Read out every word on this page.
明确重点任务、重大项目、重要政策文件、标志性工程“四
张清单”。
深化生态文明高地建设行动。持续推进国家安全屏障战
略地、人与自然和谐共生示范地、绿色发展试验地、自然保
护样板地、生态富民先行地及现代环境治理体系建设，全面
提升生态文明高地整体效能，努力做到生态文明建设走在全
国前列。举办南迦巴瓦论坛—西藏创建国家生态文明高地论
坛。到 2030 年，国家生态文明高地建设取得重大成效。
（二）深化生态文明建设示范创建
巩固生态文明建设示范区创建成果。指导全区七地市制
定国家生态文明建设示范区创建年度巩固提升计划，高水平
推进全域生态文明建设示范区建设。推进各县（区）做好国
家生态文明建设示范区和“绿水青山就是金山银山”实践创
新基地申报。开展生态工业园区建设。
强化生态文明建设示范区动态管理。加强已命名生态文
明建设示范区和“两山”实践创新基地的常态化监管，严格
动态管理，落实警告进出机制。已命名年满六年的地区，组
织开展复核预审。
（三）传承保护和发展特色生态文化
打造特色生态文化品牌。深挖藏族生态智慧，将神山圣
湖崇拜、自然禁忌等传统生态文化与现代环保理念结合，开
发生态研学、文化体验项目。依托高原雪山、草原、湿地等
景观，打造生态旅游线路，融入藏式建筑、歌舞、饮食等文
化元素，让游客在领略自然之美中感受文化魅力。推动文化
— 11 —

EXERCISE DESCRIPTION »
Repeat the material in full, exactly as it stands.

EXERCISE RESULT »
Read out every word on this page.
明确重点任务、重大项目、重要政策文件、标志性工程“四
张清单”。
深化生态文明高地建设行动。持续推进国家安全屏障战
略地、人与自然和谐共生示范地、绿色发展试验地、自然保
护样板地、生态富民先行地及现代环境治理体系建设，全面
提升生态文明高地整体效能，努力做到生态文明建设走在全
国前列。举办南迦巴瓦论坛—西藏创建国家生态文明高地论
坛。到 2030 年，国家生态文明高地建设取得重大成效。
（二）深化生态文明建设示范创建
巩固生态文明建设示范区创建成果。指导全区七地市制
定国家生态文明建设示范区创建年度巩固提升计划，高水平
推进全域生态文明建设示范区建设。推进各县（区）做好国
家生态文明建设示范区和“绿水青山就是金山银山”实践创
新基地申报。开展生态工业园区建设。
强化生态文明建设示范区动态管理。加强已命名生态文
明建设示范区和“两山”实践创新基地的常态化监管，严格
动态管理，落实警告进出机制。已命名年满六年的地区，组
织开展复核预审。
（三）传承保护和发展特色生态文化
打造特色生态文化品牌。深挖藏族生态智慧，将神山圣
湖崇拜、自然禁忌等传统生态文化与现代环保理念结合，开
发生态研学、文化体验项目。依托高原雪山、草原、湿地等
景观，打造生态旅游线路，融入藏式建筑、歌舞、饮食等文
化元素，让游客在领略自然之美中感受文化魅力。推动文化
— 11 —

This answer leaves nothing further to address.